## Recorded information
-- begin --
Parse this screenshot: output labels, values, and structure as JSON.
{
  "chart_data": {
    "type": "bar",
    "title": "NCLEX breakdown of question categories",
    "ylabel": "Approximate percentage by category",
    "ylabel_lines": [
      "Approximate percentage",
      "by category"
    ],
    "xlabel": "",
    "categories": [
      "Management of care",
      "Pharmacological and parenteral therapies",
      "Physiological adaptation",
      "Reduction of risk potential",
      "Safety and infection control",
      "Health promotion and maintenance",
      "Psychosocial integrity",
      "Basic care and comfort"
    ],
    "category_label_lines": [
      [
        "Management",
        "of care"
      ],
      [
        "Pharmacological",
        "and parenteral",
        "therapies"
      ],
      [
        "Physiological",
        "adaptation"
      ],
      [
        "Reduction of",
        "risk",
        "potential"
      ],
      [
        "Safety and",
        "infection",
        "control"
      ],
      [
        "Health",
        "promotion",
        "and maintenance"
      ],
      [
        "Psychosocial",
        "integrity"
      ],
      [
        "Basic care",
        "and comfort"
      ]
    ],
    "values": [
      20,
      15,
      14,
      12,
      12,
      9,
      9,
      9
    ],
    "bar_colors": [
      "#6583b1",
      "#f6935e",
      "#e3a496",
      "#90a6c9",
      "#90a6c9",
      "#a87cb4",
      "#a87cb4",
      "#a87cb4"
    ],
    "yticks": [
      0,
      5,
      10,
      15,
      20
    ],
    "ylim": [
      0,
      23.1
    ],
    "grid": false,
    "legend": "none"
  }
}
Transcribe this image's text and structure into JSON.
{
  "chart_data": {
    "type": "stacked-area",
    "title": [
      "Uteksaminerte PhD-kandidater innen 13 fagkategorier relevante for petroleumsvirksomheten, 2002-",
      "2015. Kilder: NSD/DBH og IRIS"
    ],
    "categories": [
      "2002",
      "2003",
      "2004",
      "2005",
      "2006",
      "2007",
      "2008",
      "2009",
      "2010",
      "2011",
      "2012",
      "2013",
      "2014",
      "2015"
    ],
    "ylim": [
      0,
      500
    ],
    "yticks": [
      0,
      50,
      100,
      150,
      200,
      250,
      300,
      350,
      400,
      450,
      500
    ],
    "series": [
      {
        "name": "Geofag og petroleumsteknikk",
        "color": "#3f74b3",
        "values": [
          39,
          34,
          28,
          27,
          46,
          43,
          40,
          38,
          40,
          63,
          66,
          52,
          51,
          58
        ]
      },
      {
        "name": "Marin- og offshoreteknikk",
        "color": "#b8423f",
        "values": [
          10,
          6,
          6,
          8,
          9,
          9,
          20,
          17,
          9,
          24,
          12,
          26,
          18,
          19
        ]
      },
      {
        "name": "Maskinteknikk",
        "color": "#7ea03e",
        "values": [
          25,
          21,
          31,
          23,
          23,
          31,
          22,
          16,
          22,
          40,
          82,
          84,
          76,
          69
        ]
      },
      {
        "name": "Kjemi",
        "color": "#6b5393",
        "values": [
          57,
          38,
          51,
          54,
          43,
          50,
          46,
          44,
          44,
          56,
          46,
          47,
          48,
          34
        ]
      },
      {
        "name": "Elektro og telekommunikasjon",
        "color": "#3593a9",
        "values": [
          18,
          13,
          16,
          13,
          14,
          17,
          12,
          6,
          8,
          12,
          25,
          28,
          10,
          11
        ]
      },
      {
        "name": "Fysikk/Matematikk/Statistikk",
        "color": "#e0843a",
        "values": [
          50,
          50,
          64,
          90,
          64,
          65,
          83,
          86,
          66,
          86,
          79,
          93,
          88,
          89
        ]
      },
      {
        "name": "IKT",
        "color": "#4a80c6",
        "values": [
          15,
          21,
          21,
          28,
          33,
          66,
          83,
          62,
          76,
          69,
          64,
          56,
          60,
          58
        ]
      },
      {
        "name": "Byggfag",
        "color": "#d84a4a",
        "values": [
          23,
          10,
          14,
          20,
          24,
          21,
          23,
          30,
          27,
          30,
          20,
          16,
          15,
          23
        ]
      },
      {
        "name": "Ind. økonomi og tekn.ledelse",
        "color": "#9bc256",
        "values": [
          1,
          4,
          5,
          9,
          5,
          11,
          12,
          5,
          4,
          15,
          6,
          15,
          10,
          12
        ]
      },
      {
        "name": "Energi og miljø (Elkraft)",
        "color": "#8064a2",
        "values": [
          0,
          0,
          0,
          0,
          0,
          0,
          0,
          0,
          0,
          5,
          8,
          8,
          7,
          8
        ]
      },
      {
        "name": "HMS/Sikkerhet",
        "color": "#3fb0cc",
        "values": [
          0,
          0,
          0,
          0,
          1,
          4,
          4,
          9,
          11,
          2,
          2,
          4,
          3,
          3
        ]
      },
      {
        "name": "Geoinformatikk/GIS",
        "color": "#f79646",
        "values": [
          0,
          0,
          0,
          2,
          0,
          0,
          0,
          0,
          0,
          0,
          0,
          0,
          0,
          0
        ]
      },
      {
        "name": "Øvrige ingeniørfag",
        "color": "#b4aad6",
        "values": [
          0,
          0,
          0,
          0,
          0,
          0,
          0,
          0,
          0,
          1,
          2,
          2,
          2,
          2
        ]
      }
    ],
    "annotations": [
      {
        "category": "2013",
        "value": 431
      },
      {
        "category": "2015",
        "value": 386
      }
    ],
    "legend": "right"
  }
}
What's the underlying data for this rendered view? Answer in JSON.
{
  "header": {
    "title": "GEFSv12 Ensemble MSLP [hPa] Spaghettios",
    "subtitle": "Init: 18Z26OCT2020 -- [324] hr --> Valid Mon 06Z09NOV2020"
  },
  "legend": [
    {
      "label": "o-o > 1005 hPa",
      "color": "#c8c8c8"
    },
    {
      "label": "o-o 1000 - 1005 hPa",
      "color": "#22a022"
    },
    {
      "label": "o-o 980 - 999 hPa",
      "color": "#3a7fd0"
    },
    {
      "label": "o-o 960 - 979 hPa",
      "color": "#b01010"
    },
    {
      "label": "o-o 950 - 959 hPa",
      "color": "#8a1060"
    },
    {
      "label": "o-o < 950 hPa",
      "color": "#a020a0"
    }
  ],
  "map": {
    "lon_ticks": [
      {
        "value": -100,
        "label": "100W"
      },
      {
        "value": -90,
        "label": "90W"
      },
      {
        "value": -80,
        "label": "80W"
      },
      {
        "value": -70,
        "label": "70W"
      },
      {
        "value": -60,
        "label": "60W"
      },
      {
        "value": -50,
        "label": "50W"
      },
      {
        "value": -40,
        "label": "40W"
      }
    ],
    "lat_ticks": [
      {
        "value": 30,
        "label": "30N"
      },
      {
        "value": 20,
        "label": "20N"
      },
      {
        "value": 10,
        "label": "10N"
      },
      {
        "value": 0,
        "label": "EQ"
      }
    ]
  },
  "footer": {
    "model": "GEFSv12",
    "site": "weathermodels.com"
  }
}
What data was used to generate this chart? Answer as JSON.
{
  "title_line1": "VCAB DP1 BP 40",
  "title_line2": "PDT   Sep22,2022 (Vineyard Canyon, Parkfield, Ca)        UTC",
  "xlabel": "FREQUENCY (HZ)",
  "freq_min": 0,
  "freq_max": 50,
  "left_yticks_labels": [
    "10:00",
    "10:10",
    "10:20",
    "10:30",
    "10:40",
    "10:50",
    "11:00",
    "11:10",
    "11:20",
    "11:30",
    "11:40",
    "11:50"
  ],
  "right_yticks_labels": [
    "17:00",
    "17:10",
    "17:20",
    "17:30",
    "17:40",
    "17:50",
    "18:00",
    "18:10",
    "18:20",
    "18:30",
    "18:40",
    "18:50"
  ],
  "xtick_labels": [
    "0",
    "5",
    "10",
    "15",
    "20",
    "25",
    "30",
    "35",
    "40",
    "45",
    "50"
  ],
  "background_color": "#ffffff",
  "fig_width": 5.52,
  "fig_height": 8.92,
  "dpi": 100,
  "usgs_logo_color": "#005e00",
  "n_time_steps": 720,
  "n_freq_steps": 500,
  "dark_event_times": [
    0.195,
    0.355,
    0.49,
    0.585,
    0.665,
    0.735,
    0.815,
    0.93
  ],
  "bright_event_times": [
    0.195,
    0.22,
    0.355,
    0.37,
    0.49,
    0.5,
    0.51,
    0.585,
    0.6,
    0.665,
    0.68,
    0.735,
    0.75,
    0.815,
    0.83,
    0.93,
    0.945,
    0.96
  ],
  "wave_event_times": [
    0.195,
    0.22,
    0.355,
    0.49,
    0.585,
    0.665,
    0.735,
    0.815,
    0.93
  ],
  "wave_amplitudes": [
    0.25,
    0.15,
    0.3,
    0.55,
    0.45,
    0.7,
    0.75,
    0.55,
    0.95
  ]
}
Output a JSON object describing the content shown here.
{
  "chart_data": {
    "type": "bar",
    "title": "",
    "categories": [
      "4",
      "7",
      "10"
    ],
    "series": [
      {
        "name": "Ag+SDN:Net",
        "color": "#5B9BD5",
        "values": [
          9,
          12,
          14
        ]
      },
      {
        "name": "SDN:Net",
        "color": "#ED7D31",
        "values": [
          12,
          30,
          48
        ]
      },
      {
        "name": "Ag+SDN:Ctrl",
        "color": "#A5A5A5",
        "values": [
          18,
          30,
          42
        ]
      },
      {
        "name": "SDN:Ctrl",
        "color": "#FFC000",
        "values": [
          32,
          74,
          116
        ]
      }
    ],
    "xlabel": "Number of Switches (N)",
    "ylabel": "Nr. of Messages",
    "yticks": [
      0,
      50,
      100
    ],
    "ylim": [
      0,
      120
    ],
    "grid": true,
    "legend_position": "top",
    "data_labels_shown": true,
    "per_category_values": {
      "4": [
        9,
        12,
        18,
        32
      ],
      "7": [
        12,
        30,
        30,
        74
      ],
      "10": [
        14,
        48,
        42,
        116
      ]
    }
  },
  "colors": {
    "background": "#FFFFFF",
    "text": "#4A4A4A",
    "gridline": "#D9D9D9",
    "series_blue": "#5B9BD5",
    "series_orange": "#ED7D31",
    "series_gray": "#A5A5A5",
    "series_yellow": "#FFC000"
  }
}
-- end --
## Written exercise
In the lines above, locate the string "JSON". Copy every line where it occurs.

## Complete output
Parse this screenshot: output labels, values, and structure as JSON.
Transcribe this image's text and structure into JSON.
What's the underlying data for this rendered view? Answer in JSON.
What data was used to generate this chart? Answer as JSON.
Output a JSON object describing the content shown here.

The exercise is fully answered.